Please reproduce the listing lines exactly, beginning at the line that contains "coupon-label: 无门槛券 <box>28 102 146 146</box>" and stopping after the line that contains "redacted-order-number <box>932 38".

[START RAW DATA]

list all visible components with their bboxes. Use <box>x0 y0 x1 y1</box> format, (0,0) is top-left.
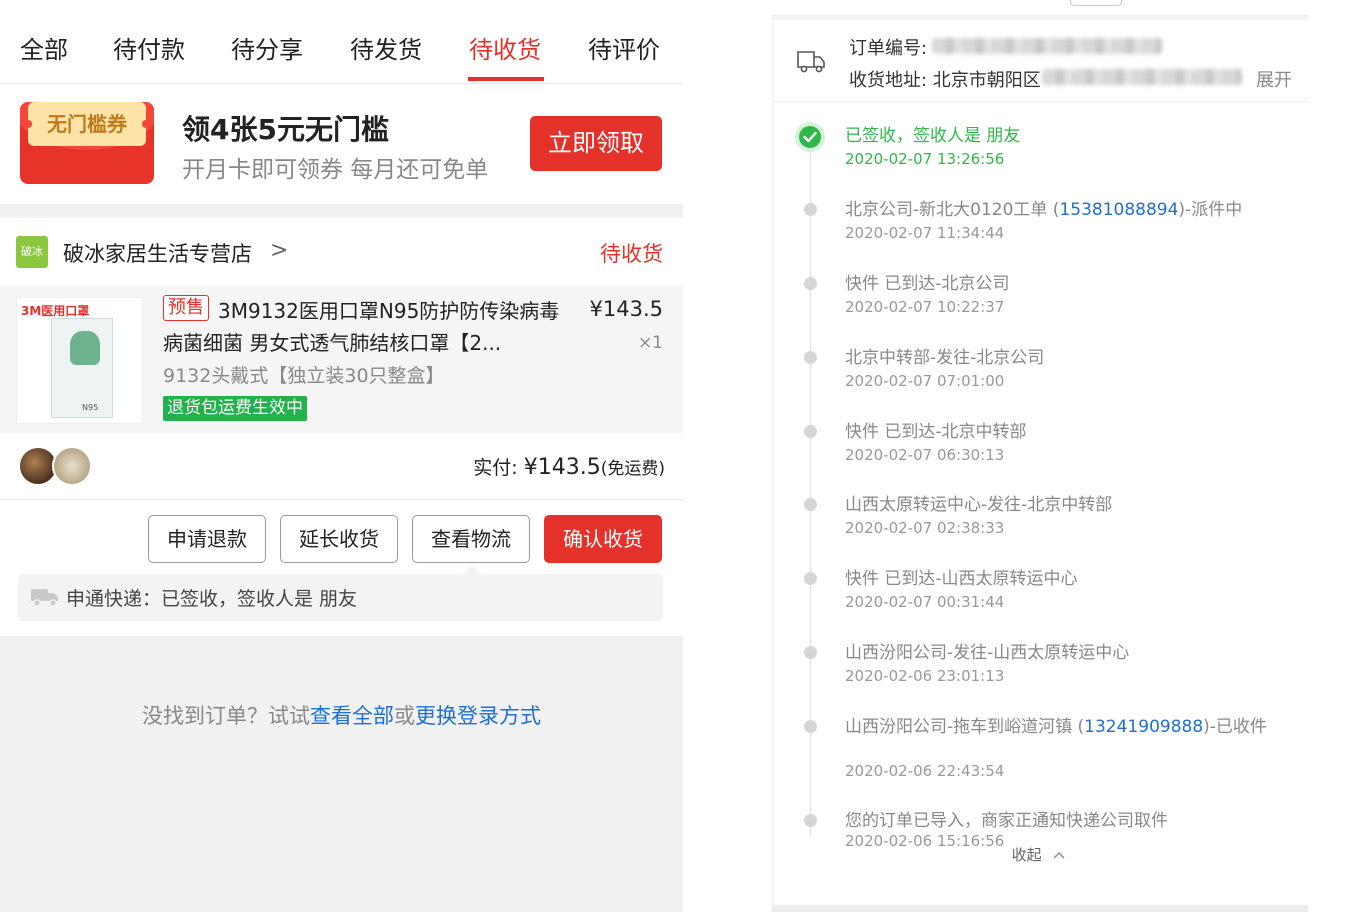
coupon-label: 无门槛券 <box>28 102 146 146</box>
chevron-up-icon <box>1053 851 1065 859</box>
timeline-event-time: 2020-02-07 11:34:44 <box>845 224 1005 242</box>
timeline-event-title: 山西汾阳公司-发往-山西太原转运中心 <box>845 643 1130 663</box>
order-not-found-hint: 没找到订单？试试查看全部或更换登录方式 <box>0 700 683 730</box>
return-shipping-badge: 退货包运费生效中 <box>163 396 307 421</box>
timeline-event-time: 2020-02-07 02:38:33 <box>845 519 1005 537</box>
timeline-event-time: 2020-02-06 23:01:13 <box>845 667 1005 685</box>
collapse-timeline-button[interactable]: 收起 <box>772 844 1306 865</box>
timeline-event-time: 2020-02-07 13:26:56 <box>845 150 1005 168</box>
timeline-dot-icon <box>804 646 817 659</box>
timeline-dot-icon <box>804 720 817 733</box>
not-found-middle: 或 <box>394 704 415 728</box>
timeline-dot-icon <box>804 277 817 290</box>
claim-coupon-button[interactable]: 立即领取 <box>530 116 662 171</box>
shop-header[interactable]: 破冰 破冰家居生活专营店 > 待收货 <box>0 218 683 285</box>
timeline-dot-icon <box>804 351 817 364</box>
logistics-summary[interactable]: 申通快递：已签收，签收人是 朋友 <box>18 566 663 621</box>
shop-name[interactable]: 破冰家居生活专营店 <box>63 238 252 268</box>
timeline-event-title: 山西太原转运中心-发往-北京中转部 <box>845 495 1113 515</box>
timeline-event-title: 您的订单已导入，商家正通知快递公司取件 <box>845 811 1168 831</box>
timeline-event-time: 2020-02-07 00:31:44 <box>845 593 1005 611</box>
timeline-event-title: 北京公司-新北大0120工单 (15381088894)-派件中 <box>845 200 1243 220</box>
confirm-receipt-button[interactable]: 确认收货 <box>544 515 662 563</box>
courier-phone-link[interactable]: 13241909888 <box>1084 717 1203 737</box>
active-tab-indicator <box>468 77 544 81</box>
logistics-tracking-panel: 订单编号: 收货地址: 北京市朝阳区 展开 已签收，签收人是 朋友 2020-0… <box>772 0 1308 912</box>
courier-phone-link[interactable]: 15381088894 <box>1059 200 1178 220</box>
change-login-link[interactable]: 更换登录方式 <box>415 704 541 728</box>
presale-tag: 预售 <box>163 295 209 321</box>
product-title: 3M9132医用口罩N95防护防传染病毒病菌细菌 男女式透气肺结核口罩【2... <box>163 299 560 355</box>
redacted-order-number <box>932 38 1162 54</box>
payment-row: 实付: ¥143.5(免运费) <box>0 433 683 500</box>
timeline-dot-icon <box>804 425 817 438</box>
order-card: 破冰 破冰家居生活专营店 > 待收货 3M医用口罩 N95 3M9132医用口罩… <box>0 218 683 636</box>
avatar <box>52 446 92 486</box>
coupon-promo-banner[interactable]: 无门槛券 领4张5元无门槛 开月卡即可领券 每月还可免单 立即领取 <box>0 84 683 204</box>
product-image[interactable]: 3M医用口罩 N95 <box>16 297 143 424</box>
order-info-header: 订单编号: 收货地址: 北京市朝阳区 展开 <box>774 20 1308 102</box>
product-image-label: N95 <box>82 403 99 412</box>
view-logistics-button[interactable]: 查看物流 <box>412 515 530 563</box>
timeline-event-time: 2020-02-07 07:01:00 <box>845 372 1005 390</box>
product-price: ¥143.5 <box>589 297 663 321</box>
tab-pending-share[interactable]: 待分享 <box>231 30 303 70</box>
shipping-note: (免运费) <box>600 459 665 479</box>
extend-receipt-button[interactable]: 延长收货 <box>280 515 398 563</box>
payment-amount: ¥143.5 <box>523 455 601 480</box>
request-refund-button[interactable]: 申请退款 <box>148 515 266 563</box>
tab-pending-shipment[interactable]: 待发货 <box>350 30 422 70</box>
order-number-label: 订单编号: <box>849 38 928 59</box>
timeline-event-title: 快件 已到达-山西太原转运中心 <box>845 569 1078 589</box>
tab-pending-review[interactable]: 待评价 <box>588 30 660 70</box>
promo-title: 领4张5元无门槛 <box>182 113 389 146</box>
delivered-check-icon <box>799 126 821 148</box>
tab-pending-payment[interactable]: 待付款 <box>113 30 185 70</box>
payment-total: 实付: ¥143.5(免运费) <box>473 453 665 480</box>
shop-logo: 破冰 <box>16 236 48 268</box>
payment-label: 实付: <box>473 457 524 479</box>
timeline-dot-icon <box>804 814 817 827</box>
view-all-link[interactable]: 查看全部 <box>310 704 394 728</box>
not-found-prefix: 没找到订单？试试 <box>142 704 310 728</box>
product-image-brand: 3M医用口罩 <box>21 304 90 318</box>
timeline-event-title: 快件 已到达-北京公司 <box>845 274 1010 294</box>
logistics-summary-text: 申通快递：已签收，签收人是 朋友 <box>66 588 358 610</box>
timeline-event-title: 已签收，签收人是 朋友 <box>845 126 1021 146</box>
timeline-dot-icon <box>804 203 817 216</box>
redacted-address <box>1042 69 1242 85</box>
shipping-address-label: 收货地址: 北京市朝阳区 <box>849 70 1041 91</box>
timeline-dot-icon <box>804 498 817 511</box>
timeline-event-title: 快件 已到达-北京中转部 <box>845 422 1027 442</box>
tab-all[interactable]: 全部 <box>20 30 68 70</box>
product-item[interactable]: 3M医用口罩 N95 3M9132医用口罩N95防护防传染病毒病菌细菌 男女式透… <box>0 285 683 433</box>
promo-subtitle: 开月卡即可领券 每月还可免单 <box>182 157 489 183</box>
van-icon <box>797 51 825 73</box>
expand-address-button[interactable]: 展开 <box>1256 66 1292 92</box>
product-quantity: ×1 <box>637 333 663 353</box>
order-tabs: 全部 待付款 待分享 待发货 待收货 待评价 <box>0 0 683 84</box>
timeline-event-time: 2020-02-07 06:30:13 <box>845 446 1005 464</box>
timeline-event-title: 北京中转部-发往-北京公司 <box>845 348 1045 368</box>
timeline-event-time: 2020-02-07 10:22:37 <box>845 298 1005 316</box>
timeline-dot-icon <box>804 572 817 585</box>
order-list-panel: 全部 待付款 待分享 待发货 待收货 待评价 无门槛券 领4张5元无门槛 开月卡… <box>0 0 683 912</box>
truck-icon <box>31 589 58 607</box>
timeline-event-time: 2020-02-06 22:43:54 <box>845 762 1005 780</box>
timeline-event-title: 山西汾阳公司-拖车到峪道河镇 (13241909888)-已收件 <box>845 717 1267 737</box>
order-status: 待收货 <box>600 242 663 266</box>
red-envelope-icon: 无门槛券 <box>20 102 154 184</box>
chevron-right-icon: > <box>270 238 289 263</box>
product-sku: 9132头戴式【独立装30只整盒】 <box>163 365 445 387</box>
tab-pending-receipt[interactable]: 待收货 <box>469 30 541 70</box>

[END RAW DATA]

■ EXPECTED ANSWER
coupon-label: 无门槛券 <box>28 102 146 146</box>
chevron-up-icon <box>1053 851 1065 859</box>
timeline-event-time: 2020-02-07 11:34:44 <box>845 224 1005 242</box>
timeline-event-title: 山西汾阳公司-发往-山西太原转运中心 <box>845 643 1130 663</box>
order-not-found-hint: 没找到订单？试试查看全部或更换登录方式 <box>0 700 683 730</box>
return-shipping-badge: 退货包运费生效中 <box>163 396 307 421</box>
timeline-event-time: 2020-02-07 02:38:33 <box>845 519 1005 537</box>
timeline-event-time: 2020-02-06 23:01:13 <box>845 667 1005 685</box>
collapse-timeline-button[interactable]: 收起 <box>772 844 1306 865</box>
timeline-event-time: 2020-02-07 13:26:56 <box>845 150 1005 168</box>
timeline-dot-icon <box>804 646 817 659</box>
timeline-dot-icon <box>804 720 817 733</box>
not-found-middle: 或 <box>394 704 415 728</box>
timeline-dot-icon <box>804 277 817 290</box>
claim-coupon-button[interactable]: 立即领取 <box>530 116 662 171</box>
shop-header[interactable]: 破冰 破冰家居生活专营店 > 待收货 <box>0 218 683 285</box>
timeline-dot-icon <box>804 351 817 364</box>
logistics-summary[interactable]: 申通快递：已签收，签收人是 朋友 <box>18 566 663 621</box>
shop-name[interactable]: 破冰家居生活专营店 <box>63 238 252 268</box>
timeline-event-title: 山西太原转运中心-发往-北京中转部 <box>845 495 1113 515</box>
timeline-event-title: 您的订单已导入，商家正通知快递公司取件 <box>845 811 1168 831</box>
timeline-event-time: 2020-02-07 00:31:44 <box>845 593 1005 611</box>
timeline-event-title: 北京公司-新北大0120工单 (15381088894)-派件中 <box>845 200 1243 220</box>
confirm-receipt-button[interactable]: 确认收货 <box>544 515 662 563</box>
courier-phone-link[interactable]: 13241909888 <box>1084 717 1203 737</box>
active-tab-indicator <box>468 77 544 81</box>
logistics-tracking-panel: 订单编号: 收货地址: 北京市朝阳区 展开 已签收，签收人是 朋友 2020-0… <box>772 0 1308 912</box>
courier-phone-link[interactable]: 15381088894 <box>1059 200 1178 220</box>
change-login-link[interactable]: 更换登录方式 <box>415 704 541 728</box>
presale-tag: 预售 <box>163 295 209 321</box>
product-title: 3M9132医用口罩N95防护防传染病毒病菌细菌 男女式透气肺结核口罩【2... <box>163 299 560 355</box>
redacted-order-number <box>932 38 1162 54</box>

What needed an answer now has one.